Stated exercise.
Can you output the material exactly as written, minus any pictures it holds?

Collected data entries.

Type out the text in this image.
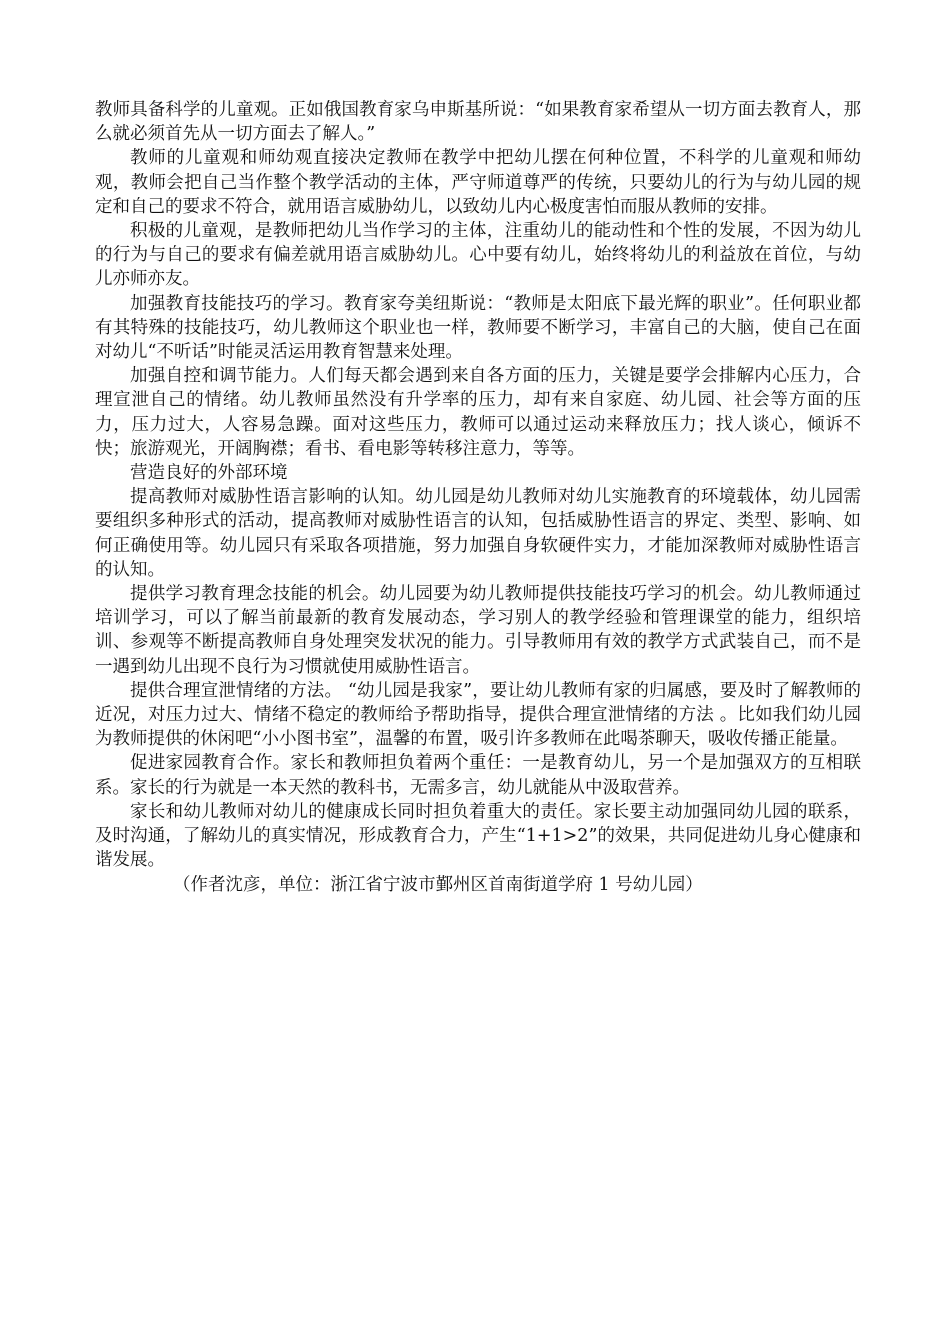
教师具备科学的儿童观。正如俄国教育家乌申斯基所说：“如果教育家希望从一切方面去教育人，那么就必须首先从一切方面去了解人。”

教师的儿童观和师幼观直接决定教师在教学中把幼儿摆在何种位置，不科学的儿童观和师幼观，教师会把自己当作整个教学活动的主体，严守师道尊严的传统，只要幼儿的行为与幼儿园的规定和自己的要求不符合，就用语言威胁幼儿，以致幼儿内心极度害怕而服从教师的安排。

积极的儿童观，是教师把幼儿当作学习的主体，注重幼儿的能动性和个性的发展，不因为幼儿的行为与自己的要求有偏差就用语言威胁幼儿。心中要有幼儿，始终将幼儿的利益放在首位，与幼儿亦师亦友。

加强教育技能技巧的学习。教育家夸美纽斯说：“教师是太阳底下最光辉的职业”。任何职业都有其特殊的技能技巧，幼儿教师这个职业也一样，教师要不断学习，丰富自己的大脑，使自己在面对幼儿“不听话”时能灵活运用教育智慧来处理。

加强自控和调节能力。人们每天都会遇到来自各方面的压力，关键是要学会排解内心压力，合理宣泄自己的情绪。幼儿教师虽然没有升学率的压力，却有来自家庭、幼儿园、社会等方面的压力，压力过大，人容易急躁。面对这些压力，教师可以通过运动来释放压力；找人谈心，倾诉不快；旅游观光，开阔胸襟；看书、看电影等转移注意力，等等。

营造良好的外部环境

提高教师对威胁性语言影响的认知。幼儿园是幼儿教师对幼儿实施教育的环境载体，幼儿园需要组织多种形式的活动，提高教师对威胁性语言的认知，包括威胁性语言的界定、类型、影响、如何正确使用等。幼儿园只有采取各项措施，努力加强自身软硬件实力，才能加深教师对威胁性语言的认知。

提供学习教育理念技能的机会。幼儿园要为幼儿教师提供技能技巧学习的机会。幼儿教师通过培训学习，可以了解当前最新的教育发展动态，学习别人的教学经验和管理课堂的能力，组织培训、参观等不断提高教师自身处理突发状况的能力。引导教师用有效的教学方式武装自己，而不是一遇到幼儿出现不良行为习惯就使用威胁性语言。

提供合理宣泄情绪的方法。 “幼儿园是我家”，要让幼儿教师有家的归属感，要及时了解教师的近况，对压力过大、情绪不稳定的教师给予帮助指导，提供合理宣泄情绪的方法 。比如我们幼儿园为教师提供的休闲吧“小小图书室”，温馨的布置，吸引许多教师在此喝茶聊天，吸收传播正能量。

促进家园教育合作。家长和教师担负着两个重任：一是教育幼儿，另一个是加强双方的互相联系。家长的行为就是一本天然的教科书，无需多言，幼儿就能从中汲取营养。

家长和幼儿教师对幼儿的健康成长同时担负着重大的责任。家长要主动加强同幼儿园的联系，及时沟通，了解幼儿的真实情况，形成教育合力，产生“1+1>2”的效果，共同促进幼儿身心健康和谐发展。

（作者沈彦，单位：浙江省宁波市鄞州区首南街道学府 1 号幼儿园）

Reply.
Type out the text in this image.
教师具备科学的儿童观。正如俄国教育家乌申斯基所说：“如果教育家希望从一切方面去教育人，那么就必须首先从一切方面去了解人。”

教师的儿童观和师幼观直接决定教师在教学中把幼儿摆在何种位置，不科学的儿童观和师幼观，教师会把自己当作整个教学活动的主体，严守师道尊严的传统，只要幼儿的行为与幼儿园的规定和自己的要求不符合，就用语言威胁幼儿，以致幼儿内心极度害怕而服从教师的安排。

积极的儿童观，是教师把幼儿当作学习的主体，注重幼儿的能动性和个性的发展，不因为幼儿的行为与自己的要求有偏差就用语言威胁幼儿。心中要有幼儿，始终将幼儿的利益放在首位，与幼儿亦师亦友。

加强教育技能技巧的学习。教育家夸美纽斯说：“教师是太阳底下最光辉的职业”。任何职业都有其特殊的技能技巧，幼儿教师这个职业也一样，教师要不断学习，丰富自己的大脑，使自己在面对幼儿“不听话”时能灵活运用教育智慧来处理。

加强自控和调节能力。人们每天都会遇到来自各方面的压力，关键是要学会排解内心压力，合理宣泄自己的情绪。幼儿教师虽然没有升学率的压力，却有来自家庭、幼儿园、社会等方面的压力，压力过大，人容易急躁。面对这些压力，教师可以通过运动来释放压力；找人谈心，倾诉不快；旅游观光，开阔胸襟；看书、看电影等转移注意力，等等。

营造良好的外部环境

提高教师对威胁性语言影响的认知。幼儿园是幼儿教师对幼儿实施教育的环境载体，幼儿园需要组织多种形式的活动，提高教师对威胁性语言的认知，包括威胁性语言的界定、类型、影响、如何正确使用等。幼儿园只有采取各项措施，努力加强自身软硬件实力，才能加深教师对威胁性语言的认知。

提供学习教育理念技能的机会。幼儿园要为幼儿教师提供技能技巧学习的机会。幼儿教师通过培训学习，可以了解当前最新的教育发展动态，学习别人的教学经验和管理课堂的能力，组织培训、参观等不断提高教师自身处理突发状况的能力。引导教师用有效的教学方式武装自己，而不是一遇到幼儿出现不良行为习惯就使用威胁性语言。

提供合理宣泄情绪的方法。 “幼儿园是我家”，要让幼儿教师有家的归属感，要及时了解教师的近况，对压力过大、情绪不稳定的教师给予帮助指导，提供合理宣泄情绪的方法 。比如我们幼儿园为教师提供的休闲吧“小小图书室”，温馨的布置，吸引许多教师在此喝茶聊天，吸收传播正能量。

促进家园教育合作。家长和教师担负着两个重任：一是教育幼儿，另一个是加强双方的互相联系。家长的行为就是一本天然的教科书，无需多言，幼儿就能从中汲取营养。

家长和幼儿教师对幼儿的健康成长同时担负着重大的责任。家长要主动加强同幼儿园的联系，及时沟通，了解幼儿的真实情况，形成教育合力，产生“1+1>2”的效果，共同促进幼儿身心健康和谐发展。

（作者沈彦，单位：浙江省宁波市鄞州区首南街道学府 1 号幼儿园）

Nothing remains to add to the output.